* _Work to be completed_
Extract the listing in its entirety, keeping each line identical to the original.

[Data for this task start]

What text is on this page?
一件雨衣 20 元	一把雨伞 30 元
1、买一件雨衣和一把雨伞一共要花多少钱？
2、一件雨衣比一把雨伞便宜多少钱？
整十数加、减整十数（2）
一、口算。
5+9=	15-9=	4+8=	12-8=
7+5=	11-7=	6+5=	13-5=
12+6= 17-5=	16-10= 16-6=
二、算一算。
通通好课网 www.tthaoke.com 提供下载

[Data for this task end]

* _Response for this exercise_
What text is on this page?
一件雨衣 20 元	一把雨伞 30 元
1、买一件雨衣和一把雨伞一共要花多少钱？
2、一件雨衣比一把雨伞便宜多少钱？
整十数加、减整十数（2）
一、口算。
5+9=	15-9=	4+8=	12-8=
7+5=	11-7=	6+5=	13-5=
12+6= 17-5=	16-10= 16-6=
二、算一算。
通通好课网 www.tthaoke.com 提供下载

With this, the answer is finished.